Goal
Convert every line of the items below into a JSON list of strings, one string per line and no blank lines. Leave the pictures out of the answer.

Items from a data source
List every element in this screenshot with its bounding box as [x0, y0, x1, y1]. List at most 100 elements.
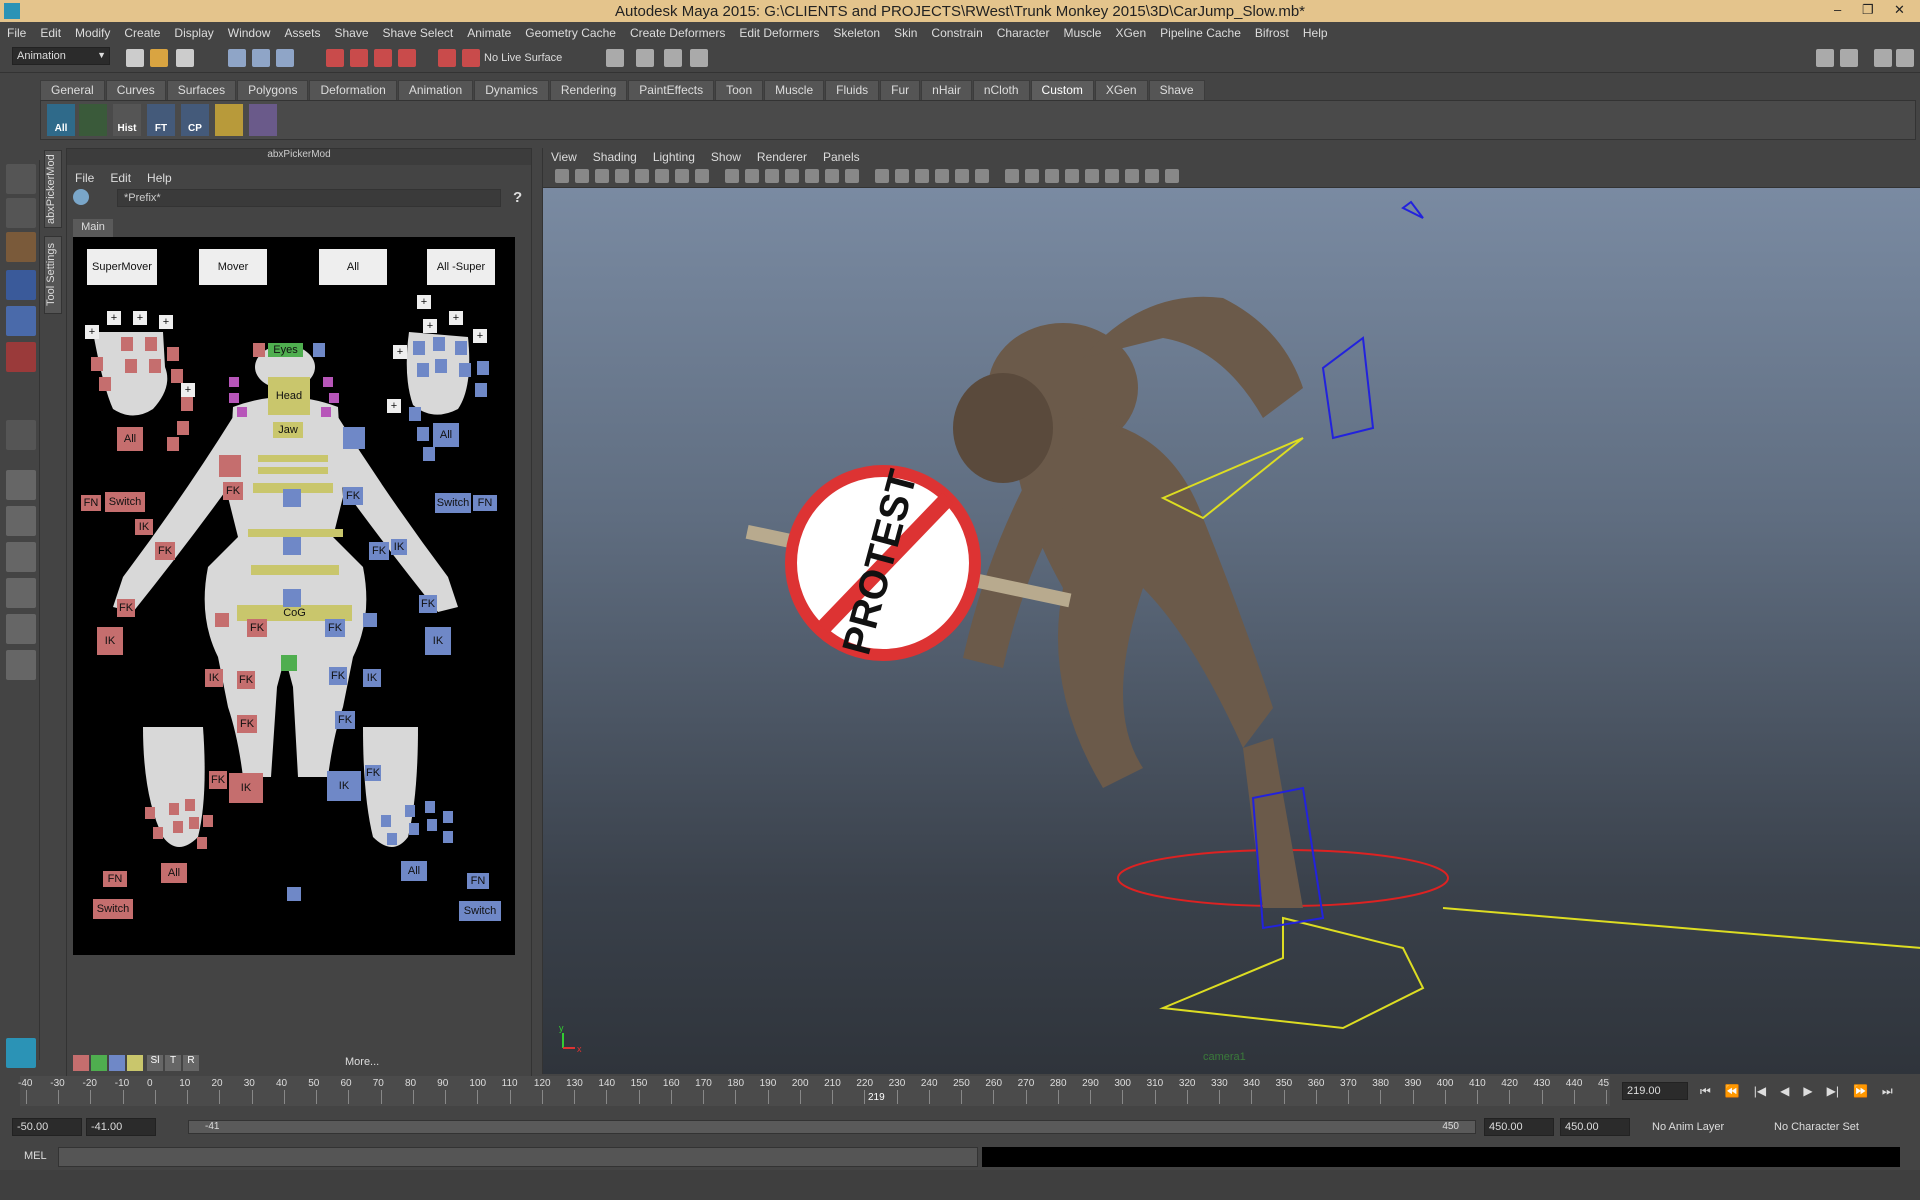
right-hip-button[interactable] [363, 613, 377, 627]
shelf-tab-ncloth[interactable]: nCloth [972, 80, 1030, 100]
picker-menu-file[interactable]: File [75, 171, 94, 185]
swatch-red[interactable] [73, 1055, 89, 1071]
torso-button[interactable] [283, 537, 301, 555]
select-component-icon[interactable] [276, 49, 294, 67]
snap-curve-icon[interactable] [350, 49, 368, 67]
viewport-tool-icon[interactable] [825, 169, 839, 183]
viewport-menu-lighting[interactable]: Lighting [653, 150, 695, 164]
current-frame-marker[interactable]: 219 [868, 1092, 885, 1103]
swatch-yellow[interactable] [127, 1055, 143, 1071]
move-tool-icon[interactable] [6, 270, 36, 300]
render-view-icon[interactable] [606, 49, 624, 67]
close-button[interactable]: ✕ [1894, 2, 1905, 18]
go-end-icon[interactable]: ⏭ [1882, 1084, 1893, 1099]
viewport-tool-icon[interactable] [1005, 169, 1019, 183]
range-inner-end-field[interactable]: 450.00 [1484, 1118, 1554, 1136]
eyes-button[interactable]: Eyes [268, 343, 303, 357]
viewport-tool-icon[interactable] [875, 169, 889, 183]
viewport-tool-icon[interactable] [1165, 169, 1179, 183]
all-left-hand-button[interactable]: All [117, 427, 143, 451]
left-finger-button[interactable] [171, 369, 183, 383]
shelf-tab-nhair[interactable]: nHair [921, 80, 972, 100]
attribute-editor-icon[interactable] [1840, 49, 1858, 67]
ik-right-foot-button[interactable]: IK [327, 771, 361, 801]
all-super-button[interactable]: All -Super [427, 249, 495, 285]
render-settings-icon[interactable] [690, 49, 708, 67]
fk-left-foot-button[interactable]: FK [209, 771, 227, 789]
tab-main[interactable]: Main [73, 219, 113, 237]
viewport-tool-icon[interactable] [915, 169, 929, 183]
fk-right-leg-button[interactable]: FK [325, 619, 345, 637]
left-toe-button[interactable] [173, 821, 183, 833]
shelf-tab-toon[interactable]: Toon [715, 80, 764, 100]
shelf-tab-dynamics[interactable]: Dynamics [474, 80, 549, 100]
menu-character[interactable]: Character [997, 26, 1050, 40]
switch-left-leg-button[interactable]: Switch [93, 899, 133, 919]
maya-icon[interactable] [6, 1038, 36, 1068]
layout-icon[interactable] [1816, 49, 1834, 67]
menu-file[interactable]: File [7, 26, 26, 40]
picker-menu-edit[interactable]: Edit [110, 171, 131, 185]
pelvis-button[interactable] [283, 589, 301, 607]
help-button[interactable]: ? [513, 189, 522, 206]
left-finger-button[interactable] [167, 347, 179, 361]
picker-menu-help[interactable]: Help [147, 171, 172, 185]
hip-button[interactable] [281, 655, 297, 671]
viewport-tool-icon[interactable] [1065, 169, 1079, 183]
viewport-tool-icon[interactable] [1085, 169, 1099, 183]
menu-assets[interactable]: Assets [284, 26, 320, 40]
fk-right-wrist-button[interactable]: FK [419, 595, 437, 613]
shelf-tab-surfaces[interactable]: Surfaces [166, 80, 237, 100]
perspective-viewport[interactable]: View Shading Lighting Show Renderer Panels PR… [542, 148, 1920, 1074]
extra-control-button[interactable] [287, 887, 301, 901]
viewport-tool-icon[interactable] [1145, 169, 1159, 183]
spine-3-button[interactable] [251, 565, 339, 575]
paint-select-icon[interactable] [6, 232, 36, 262]
layout-two-icon[interactable] [6, 542, 36, 572]
all-right-foot-button[interactable]: All [401, 861, 427, 881]
viewport-tool-icon[interactable] [785, 169, 799, 183]
fk-right-ankle-button[interactable]: FK [335, 711, 355, 729]
left-toe-button[interactable] [189, 817, 199, 829]
spine-top-button[interactable] [258, 455, 328, 462]
jaw-button[interactable]: Jaw [273, 422, 303, 438]
range-bar[interactable]: -41 450 [188, 1120, 1476, 1134]
left-hip-button[interactable] [215, 613, 229, 627]
shelf-tab-polygons[interactable]: Polygons [237, 80, 309, 100]
menu-display[interactable]: Display [174, 26, 213, 40]
fk-left-wrist-button[interactable]: FK [117, 599, 135, 617]
fk-right-elbow-button[interactable]: FK [369, 542, 389, 560]
snap-plane-icon[interactable] [398, 49, 416, 67]
viewport-tool-icon[interactable] [1025, 169, 1039, 183]
left-finger-button[interactable] [99, 377, 111, 391]
menu-animate[interactable]: Animate [467, 26, 511, 40]
plus-button[interactable]: + [159, 315, 173, 329]
viewport-tool-icon[interactable] [745, 169, 759, 183]
switch-right-leg-button[interactable]: Switch [459, 901, 501, 921]
menu-shave[interactable]: Shave [334, 26, 368, 40]
new-scene-icon[interactable] [126, 49, 144, 67]
more-button[interactable]: More... [345, 1056, 379, 1068]
viewport-tool-icon[interactable] [1105, 169, 1119, 183]
fn-right-leg-button[interactable]: FN [467, 873, 489, 889]
step-forward-key-icon[interactable]: ⏩ [1853, 1084, 1868, 1099]
left-finger-button[interactable] [91, 357, 103, 371]
left-finger-button[interactable] [145, 337, 157, 351]
shelf-tab-general[interactable]: General [40, 80, 105, 100]
ik-right-arm-button[interactable]: IK [391, 539, 407, 555]
spine-chest-button[interactable] [258, 467, 328, 474]
right-finger-button[interactable] [435, 359, 447, 373]
play-back-icon[interactable]: ◀ [1780, 1084, 1789, 1099]
shelf-tab-rendering[interactable]: Rendering [549, 80, 628, 100]
right-finger-button[interactable] [455, 341, 467, 355]
layout-single-icon[interactable] [6, 470, 36, 500]
viewport-menu-panels[interactable]: Panels [823, 150, 860, 164]
tab-abxpickermod[interactable]: abxPickerMod [44, 150, 62, 228]
viewport-tool-icon[interactable] [765, 169, 779, 183]
viewport-tool-icon[interactable] [615, 169, 629, 183]
shoulder-left-button[interactable] [219, 455, 241, 477]
all-right-hand-button[interactable]: All [433, 423, 459, 447]
menu-create[interactable]: Create [124, 26, 160, 40]
step-forward-frame-icon[interactable]: ▶| [1827, 1084, 1839, 1099]
menu-edit-deformers[interactable]: Edit Deformers [739, 26, 819, 40]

Output of the task
[
  "List every element in this screenshot with its bounding box as [x0, y0, x1, y1]. List at most 100 elements.",
  "right-hip-button[interactable] [363, 613, 377, 627]",
  "shelf-tab-ncloth[interactable]: nCloth [972, 80, 1030, 100]",
  "picker-menu-file[interactable]: File [75, 171, 94, 185]",
  "swatch-red[interactable] [73, 1055, 89, 1071]",
  "torso-button[interactable] [283, 537, 301, 555]",
  "select-component-icon[interactable] [276, 49, 294, 67]",
  "snap-curve-icon[interactable] [350, 49, 368, 67]",
  "viewport-tool-icon[interactable] [825, 169, 839, 183]",
  "viewport-menu-lighting[interactable]: Lighting [653, 150, 695, 164]",
  "current-frame-marker[interactable]: 219 [868, 1092, 885, 1103]",
  "swatch-yellow[interactable] [127, 1055, 143, 1071]",
  "move-tool-icon[interactable] [6, 270, 36, 300]",
  "render-view-icon[interactable] [606, 49, 624, 67]",
  "close-button[interactable]: ✕ [1894, 2, 1905, 18]",
  "go-end-icon[interactable]: ⏭ [1882, 1084, 1893, 1099]",
  "viewport-tool-icon[interactable] [1005, 169, 1019, 183]",
  "range-inner-end-field[interactable]: 450.00 [1484, 1118, 1554, 1136]",
  "eyes-button[interactable]: Eyes [268, 343, 303, 357]",
  "viewport-tool-icon[interactable] [875, 169, 889, 183]",
  "viewport-tool-icon[interactable] [1165, 169, 1179, 183]",
  "all-left-hand-button[interactable]: All [117, 427, 143, 451]",
  "left-finger-button[interactable] [171, 369, 183, 383]",
  "shelf-tab-nhair[interactable]: nHair [921, 80, 972, 100]",
  "attribute-editor-icon[interactable] [1840, 49, 1858, 67]",
  "ik-right-foot-button[interactable]: IK [327, 771, 361, 801]",
  "all-super-button[interactable]: All -Super [427, 249, 495, 285]",
  "render-settings-icon[interactable] [690, 49, 708, 67]",
  "fk-left-foot-button[interactable]: FK [209, 771, 227, 789]",
  "tab-main[interactable]: Main [73, 219, 113, 237]",
  "viewport-tool-icon[interactable] [915, 169, 929, 183]",
  "fk-right-leg-button[interactable]: FK [325, 619, 345, 637]",
  "left-toe-button[interactable] [173, 821, 183, 833]",
  "shelf-tab-toon[interactable]: Toon [715, 80, 764, 100]",
  "shelf-tab-dynamics[interactable]: Dynamics [474, 80, 549, 100]",
  "menu-character[interactable]: Character [997, 26, 1050, 40]",
  "switch-left-leg-button[interactable]: Switch [93, 899, 133, 919]",
  "maya-icon[interactable] [6, 1038, 36, 1068]",
  "layout-icon[interactable] [1816, 49, 1834, 67]",
  "menu-file[interactable]: File [7, 26, 26, 40]",
  "picker-menu-edit[interactable]: Edit [110, 171, 131, 185]",
  "pelvis-button[interactable] [283, 589, 301, 607]",
  "help-button[interactable]: ? [513, 189, 522, 206]",
  "left-finger-button[interactable] [167, 347, 179, 361]",
  "picker-menu-help[interactable]: Help [147, 171, 172, 185]",
  "hip-button[interactable] [281, 655, 297, 671]",
  "viewport-tool-icon[interactable] [1065, 169, 1079, 183]",
  "viewport-tool-icon[interactable] [1085, 169, 1099, 183]",
  "menu-assets[interactable]: Assets [284, 26, 320, 40]",
  "fk-right-wrist-button[interactable]: FK [419, 595, 437, 613]",
  "shelf-tab-surfaces[interactable]: Surfaces [166, 80, 237, 100]",
  "perspective-viewport[interactable]: View Shading Lighting Show Renderer Panels PR… [542, 148, 1920, 1074]",
  "extra-control-button[interactable] [287, 887, 301, 901]",
  "viewport-tool-icon[interactable] [1145, 169, 1159, 183]",
  "spine-3-button[interactable] [251, 565, 339, 575]",
  "paint-select-icon[interactable] [6, 232, 36, 262]",
  "layout-two-icon[interactable] [6, 542, 36, 572]",
  "all-right-foot-button[interactable]: All [401, 861, 427, 881]",
  "viewport-tool-icon[interactable] [785, 169, 799, 183]",
  "fk-right-ankle-button[interactable]: FK [335, 711, 355, 729]",
  "left-toe-button[interactable] [189, 817, 199, 829]",
  "spine-top-button[interactable] [258, 455, 328, 462]",
  "jaw-button[interactable]: Jaw [273, 422, 303, 438]",
  "range-bar[interactable]: -41 450 [188, 1120, 1476, 1134]",
  "left-hip-button[interactable] [215, 613, 229, 627]",
  "shelf-tab-polygons[interactable]: Polygons [237, 80, 309, 100]",
  "menu-display[interactable]: Display [174, 26, 213, 40]",
  "fk-left-wrist-button[interactable]: FK [117, 599, 135, 617]",
  "fk-right-elbow-button[interactable]: FK [369, 542, 389, 560]",
  "snap-plane-icon[interactable] [398, 49, 416, 67]",
  "viewport-tool-icon[interactable] [1025, 169, 1039, 183]",
  "left-finger-button[interactable] [99, 377, 111, 391]",
  "menu-animate[interactable]: Animate [467, 26, 511, 40]",
  "plus-button[interactable]: + [159, 315, 173, 329]",
  "viewport-tool-icon[interactable] [745, 169, 759, 183]",
  "switch-right-leg-button[interactable]: Switch [459, 901, 501, 921]",
  "menu-shave[interactable]: Shave [334, 26, 368, 40]",
  "new-scene-icon[interactable] [126, 49, 144, 67]",
  "more-button[interactable]: More... [345, 1056, 379, 1068]",
  "viewport-tool-icon[interactable] [1105, 169, 1119, 183]",
  "fn-right-leg-button[interactable]: FN [467, 873, 489, 889]",
  "step-forward-key-icon[interactable]: ⏩ [1853, 1084, 1868, 1099]",
  "left-finger-button[interactable] [91, 357, 103, 371]",
  "left-finger-button[interactable] [145, 337, 157, 351]",
  "shelf-tab-general[interactable]: General [40, 80, 105, 100]",
  "ik-right-arm-button[interactable]: IK [391, 539, 407, 555]",
  "spine-chest-button[interactable] [258, 467, 328, 474]",
  "right-finger-button[interactable] [435, 359, 447, 373]",
  "play-back-icon[interactable]: ◀ [1780, 1084, 1789, 1099]",
  "shelf-tab-rendering[interactable]: Rendering [549, 80, 628, 100]",
  "right-finger-button[interactable] [455, 341, 467, 355]",
  "layout-single-icon[interactable] [6, 470, 36, 500]",
  "viewport-menu-panels[interactable]: Panels [823, 150, 860, 164]",
  "tab-abxpickermod[interactable]: abxPickerMod [44, 150, 62, 228]",
  "viewport-tool-icon[interactable] [765, 169, 779, 183]",
  "viewport-tool-icon[interactable] [615, 169, 629, 183]",
  "shoulder-left-button[interactable] [219, 455, 241, 477]",
  "all-right-hand-button[interactable]: All [433, 423, 459, 447]",
  "menu-create[interactable]: Create [124, 26, 160, 40]",
  "step-forward-frame-icon[interactable]: ▶| [1827, 1084, 1839, 1099]",
  "menu-edit-deformers[interactable]: Edit Deformers [739, 26, 819, 40]"
]